Task directions: Give only the number of lines in these records that contain the word "thiết".

Data shown:
......

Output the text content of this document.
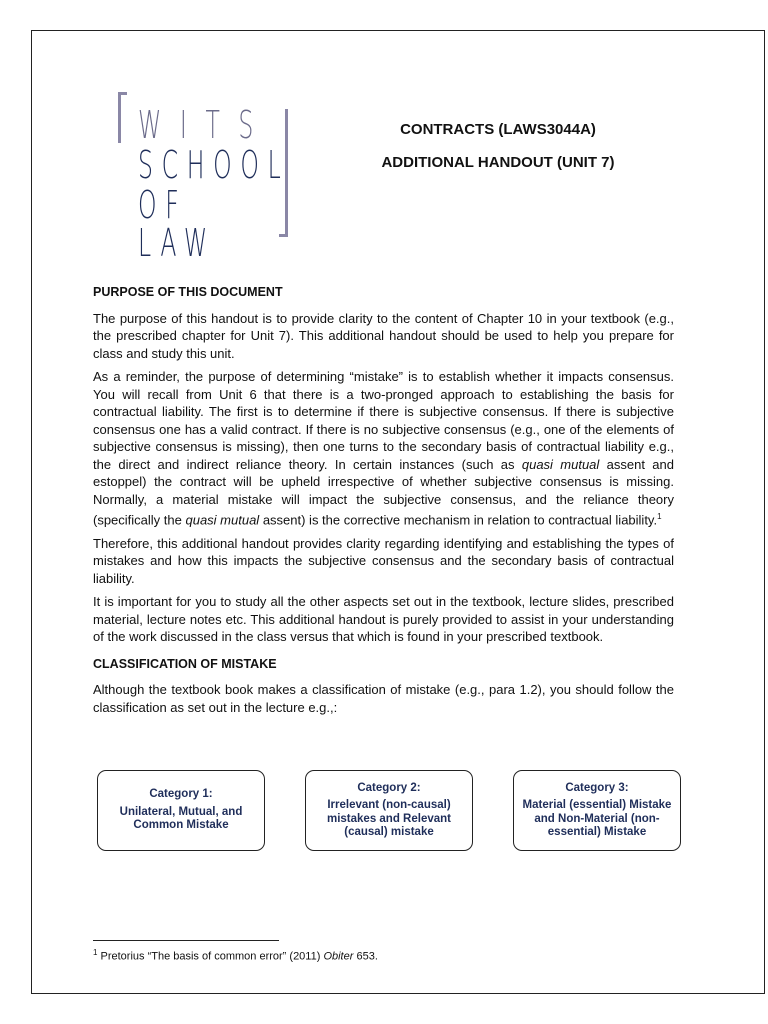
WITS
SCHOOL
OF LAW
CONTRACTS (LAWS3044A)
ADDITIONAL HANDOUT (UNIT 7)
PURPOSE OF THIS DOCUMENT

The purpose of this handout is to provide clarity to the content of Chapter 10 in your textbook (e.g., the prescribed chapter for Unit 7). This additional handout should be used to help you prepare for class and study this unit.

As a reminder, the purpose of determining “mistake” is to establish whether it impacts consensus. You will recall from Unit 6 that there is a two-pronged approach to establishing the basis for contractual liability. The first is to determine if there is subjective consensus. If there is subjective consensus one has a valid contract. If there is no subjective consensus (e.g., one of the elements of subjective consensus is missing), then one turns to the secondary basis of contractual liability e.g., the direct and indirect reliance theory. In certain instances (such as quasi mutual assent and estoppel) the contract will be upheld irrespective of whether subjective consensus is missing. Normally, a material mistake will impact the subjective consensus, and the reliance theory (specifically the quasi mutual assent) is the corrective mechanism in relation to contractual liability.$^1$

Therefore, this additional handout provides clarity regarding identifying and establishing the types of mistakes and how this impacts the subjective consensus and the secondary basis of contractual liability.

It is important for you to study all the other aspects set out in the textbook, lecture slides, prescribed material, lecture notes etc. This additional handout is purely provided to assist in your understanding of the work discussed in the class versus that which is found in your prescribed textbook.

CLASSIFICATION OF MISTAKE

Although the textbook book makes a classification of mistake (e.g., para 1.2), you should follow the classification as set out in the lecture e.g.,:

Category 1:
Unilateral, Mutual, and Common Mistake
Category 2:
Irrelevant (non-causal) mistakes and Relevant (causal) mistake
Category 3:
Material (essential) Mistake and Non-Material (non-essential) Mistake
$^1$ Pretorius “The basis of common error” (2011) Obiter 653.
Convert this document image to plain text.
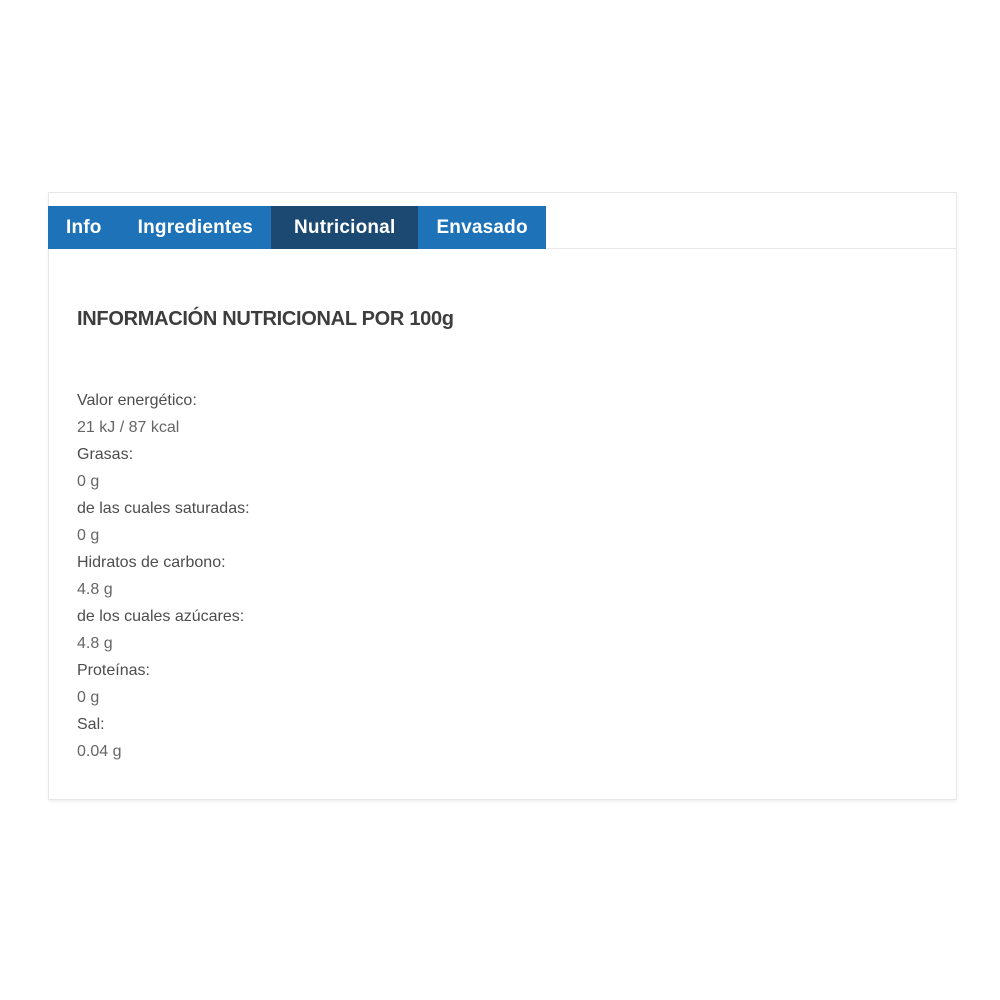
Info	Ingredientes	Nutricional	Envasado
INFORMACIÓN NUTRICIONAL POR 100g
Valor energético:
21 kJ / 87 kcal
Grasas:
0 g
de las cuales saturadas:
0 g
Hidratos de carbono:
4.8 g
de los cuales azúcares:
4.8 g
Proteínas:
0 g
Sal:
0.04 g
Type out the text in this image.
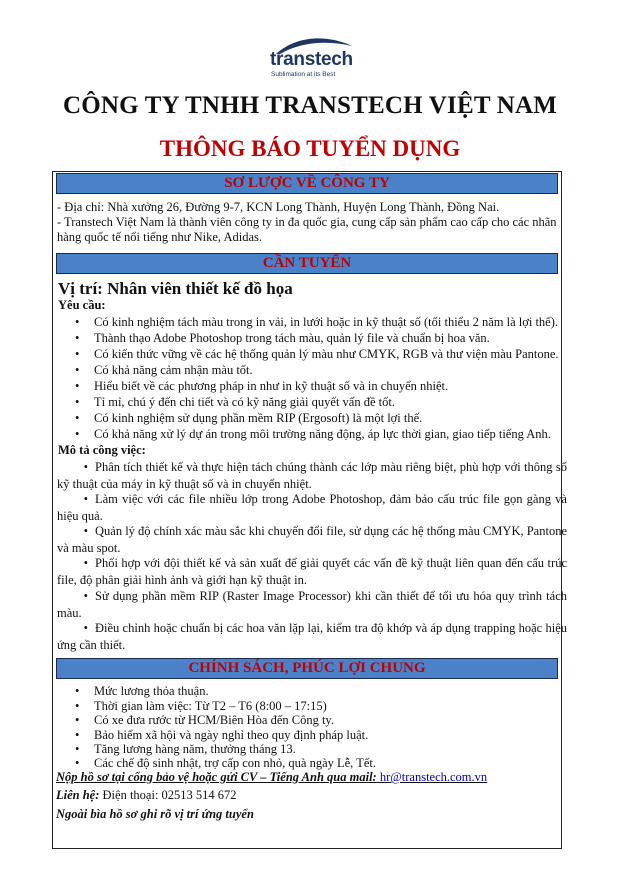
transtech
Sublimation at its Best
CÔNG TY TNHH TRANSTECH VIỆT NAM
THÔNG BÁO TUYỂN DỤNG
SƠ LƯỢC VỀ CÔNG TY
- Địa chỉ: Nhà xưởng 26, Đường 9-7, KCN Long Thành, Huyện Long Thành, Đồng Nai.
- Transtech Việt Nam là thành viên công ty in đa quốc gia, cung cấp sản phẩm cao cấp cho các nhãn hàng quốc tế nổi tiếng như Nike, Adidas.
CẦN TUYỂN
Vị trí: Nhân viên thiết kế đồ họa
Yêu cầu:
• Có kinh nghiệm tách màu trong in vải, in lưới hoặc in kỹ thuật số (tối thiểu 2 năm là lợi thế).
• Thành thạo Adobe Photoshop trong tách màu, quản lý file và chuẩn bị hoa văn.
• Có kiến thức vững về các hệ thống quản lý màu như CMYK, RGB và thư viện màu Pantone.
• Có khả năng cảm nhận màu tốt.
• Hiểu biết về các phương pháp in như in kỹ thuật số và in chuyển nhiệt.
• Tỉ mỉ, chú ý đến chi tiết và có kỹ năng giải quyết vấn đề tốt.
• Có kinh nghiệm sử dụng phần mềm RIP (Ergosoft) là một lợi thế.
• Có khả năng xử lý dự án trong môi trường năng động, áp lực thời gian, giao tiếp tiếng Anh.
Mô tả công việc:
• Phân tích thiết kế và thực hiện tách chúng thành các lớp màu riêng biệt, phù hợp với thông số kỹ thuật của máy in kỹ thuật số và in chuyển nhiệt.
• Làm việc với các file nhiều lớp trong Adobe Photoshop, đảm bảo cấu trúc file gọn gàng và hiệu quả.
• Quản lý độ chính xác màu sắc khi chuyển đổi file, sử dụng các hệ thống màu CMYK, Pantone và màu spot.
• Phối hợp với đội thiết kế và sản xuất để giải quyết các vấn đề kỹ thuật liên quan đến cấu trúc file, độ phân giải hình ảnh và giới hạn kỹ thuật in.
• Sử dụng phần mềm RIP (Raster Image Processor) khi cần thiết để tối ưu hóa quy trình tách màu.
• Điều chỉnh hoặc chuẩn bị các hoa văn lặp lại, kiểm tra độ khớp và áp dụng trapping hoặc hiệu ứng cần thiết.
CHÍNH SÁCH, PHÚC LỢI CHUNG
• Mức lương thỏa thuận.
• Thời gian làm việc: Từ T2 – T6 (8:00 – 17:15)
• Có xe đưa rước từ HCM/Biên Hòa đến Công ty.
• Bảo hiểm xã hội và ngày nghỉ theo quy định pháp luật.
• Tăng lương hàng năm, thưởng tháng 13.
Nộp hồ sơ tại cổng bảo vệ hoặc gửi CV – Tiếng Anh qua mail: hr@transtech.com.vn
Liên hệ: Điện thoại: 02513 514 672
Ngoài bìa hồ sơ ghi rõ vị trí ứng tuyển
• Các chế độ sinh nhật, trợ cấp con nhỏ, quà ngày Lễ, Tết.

......

Solution below: 5